The Day of Your Life

23 Responses

  1. Jazz says:

    How can you do both hilarious, beautiful and touching in one post.

    Huh? How??? Tell me. Tell me NOW!!!!

  2. Maddy says:

    Sounds like you made a lot of good decisions over the years, one way or another.

    I could certainly have done with a doctor like yours a few years back.
    Eeek!

    Best wishes

  3. flutter says:

    is dross contagious?

  4. choochoo says:

    You know, I read in some article that Mr Swimmer Stud consumes around 12000 calories a day. If I were you, I’d be worried about him eating Wee Niblet…

  5. steve says:

    Thanks for coming out like this. Now I can admit that Maia and I are addicted, too. Girl is going to have to wrestle her for Phelps, or perhaps a 100 Free?

  6. susan says:

    All those golden moments and here I am wondering what it means when your feet are always hot….

  7. furiousBall says:

    FWIW, you are the imelda marcos of throw pillows

  8. Dragonfly Dreaming says:

    Want.

# [About this exercise]
Alter the comment thread passage starting with "You know, I" and going on through "are always hot…." by replacing "Phelps" with "the champion", and give the altered passage in full. Use only the comment thread to complete the work.

[Structured page parsing data]
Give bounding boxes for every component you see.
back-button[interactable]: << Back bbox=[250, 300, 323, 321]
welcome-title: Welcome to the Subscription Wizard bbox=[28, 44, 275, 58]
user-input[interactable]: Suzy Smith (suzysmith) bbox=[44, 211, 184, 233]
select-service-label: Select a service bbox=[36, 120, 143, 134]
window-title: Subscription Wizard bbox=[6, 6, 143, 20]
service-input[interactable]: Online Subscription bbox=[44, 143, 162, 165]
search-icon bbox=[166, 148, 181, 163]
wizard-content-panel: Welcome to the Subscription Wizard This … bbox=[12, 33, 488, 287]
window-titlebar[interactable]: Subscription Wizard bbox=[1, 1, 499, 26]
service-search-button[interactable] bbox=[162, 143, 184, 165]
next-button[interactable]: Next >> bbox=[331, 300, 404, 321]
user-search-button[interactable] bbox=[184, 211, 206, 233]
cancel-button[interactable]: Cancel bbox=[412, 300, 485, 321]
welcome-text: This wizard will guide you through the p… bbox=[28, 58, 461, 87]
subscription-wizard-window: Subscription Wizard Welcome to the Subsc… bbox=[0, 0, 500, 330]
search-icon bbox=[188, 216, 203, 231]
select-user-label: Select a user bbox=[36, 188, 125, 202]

# [Solution]
You know, I read in some article that Mr Swimmer Stud consumes around 12000 calories a day. If I were you, I’d be worried about him eating Wee Niblet…

  5. steve says:

    Thanks for coming out like this. Now I can admit that Maia and I are addicted, too. Girl is going to have to wrestle her for the champion, or perhaps a 100 Free?

  6. susan says:

    All those golden moments and here I am wondering what it means when your feet are always hot….